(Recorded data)
□ □ □

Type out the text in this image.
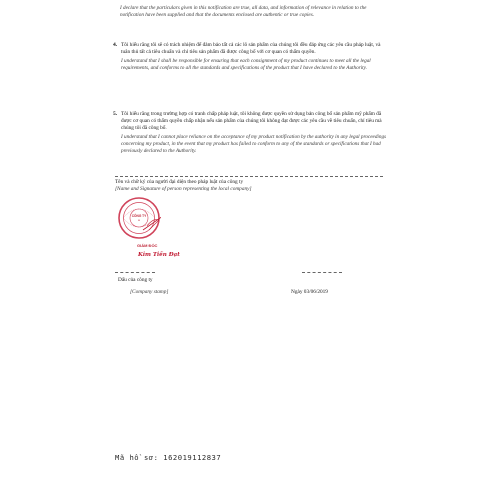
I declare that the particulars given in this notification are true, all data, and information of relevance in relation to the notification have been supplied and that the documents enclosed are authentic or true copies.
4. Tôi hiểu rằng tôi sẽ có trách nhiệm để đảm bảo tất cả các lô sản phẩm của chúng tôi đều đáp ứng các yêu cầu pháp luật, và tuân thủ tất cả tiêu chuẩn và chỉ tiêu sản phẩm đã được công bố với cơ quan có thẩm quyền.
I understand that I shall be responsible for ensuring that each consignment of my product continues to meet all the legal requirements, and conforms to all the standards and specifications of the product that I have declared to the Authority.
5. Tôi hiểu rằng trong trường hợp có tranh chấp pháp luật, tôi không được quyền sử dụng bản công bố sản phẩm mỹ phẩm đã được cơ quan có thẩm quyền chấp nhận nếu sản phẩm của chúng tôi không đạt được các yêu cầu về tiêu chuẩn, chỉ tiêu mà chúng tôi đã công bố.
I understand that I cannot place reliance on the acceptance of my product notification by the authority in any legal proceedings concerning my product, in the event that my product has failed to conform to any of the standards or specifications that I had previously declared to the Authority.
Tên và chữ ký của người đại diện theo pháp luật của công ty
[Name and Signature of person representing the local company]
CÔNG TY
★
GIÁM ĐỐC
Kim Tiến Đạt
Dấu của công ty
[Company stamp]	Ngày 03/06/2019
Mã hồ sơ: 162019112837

□ □ □

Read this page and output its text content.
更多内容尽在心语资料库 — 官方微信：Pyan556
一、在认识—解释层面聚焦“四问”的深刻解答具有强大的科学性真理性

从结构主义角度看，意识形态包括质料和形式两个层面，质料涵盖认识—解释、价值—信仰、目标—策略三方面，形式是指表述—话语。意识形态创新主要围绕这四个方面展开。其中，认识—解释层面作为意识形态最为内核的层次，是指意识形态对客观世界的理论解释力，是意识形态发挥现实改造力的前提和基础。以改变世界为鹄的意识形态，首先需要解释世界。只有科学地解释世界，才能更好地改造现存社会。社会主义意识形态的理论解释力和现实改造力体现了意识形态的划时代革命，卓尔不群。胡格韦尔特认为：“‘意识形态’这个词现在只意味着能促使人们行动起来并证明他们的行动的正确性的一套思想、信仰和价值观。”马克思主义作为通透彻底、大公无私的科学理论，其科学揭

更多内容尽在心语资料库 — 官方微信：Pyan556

□ □ □

Look through the lines above and collect those with the word "rằng".

> [Answer to this exercise]
4. Tôi hiểu rằng tôi sẽ có trách nhiệm để đảm bảo tất cả các lô sản phẩm của chúng tôi đều đáp ứng các yêu cầu pháp luật, và tuân thủ tất cả tiêu chuẩn và chỉ tiêu sản phẩm đã được công bố với cơ quan có thẩm quyền.
5. Tôi hiểu rằng trong trường hợp có tranh chấp pháp luật, tôi không được quyền sử dụng bản công bố sản phẩm mỹ phẩm đã được cơ quan có thẩm quyền chấp nhận nếu sản phẩm của chúng tôi không đạt được các yêu cầu về tiêu chuẩn, chỉ tiêu mà chúng tôi đã công bố.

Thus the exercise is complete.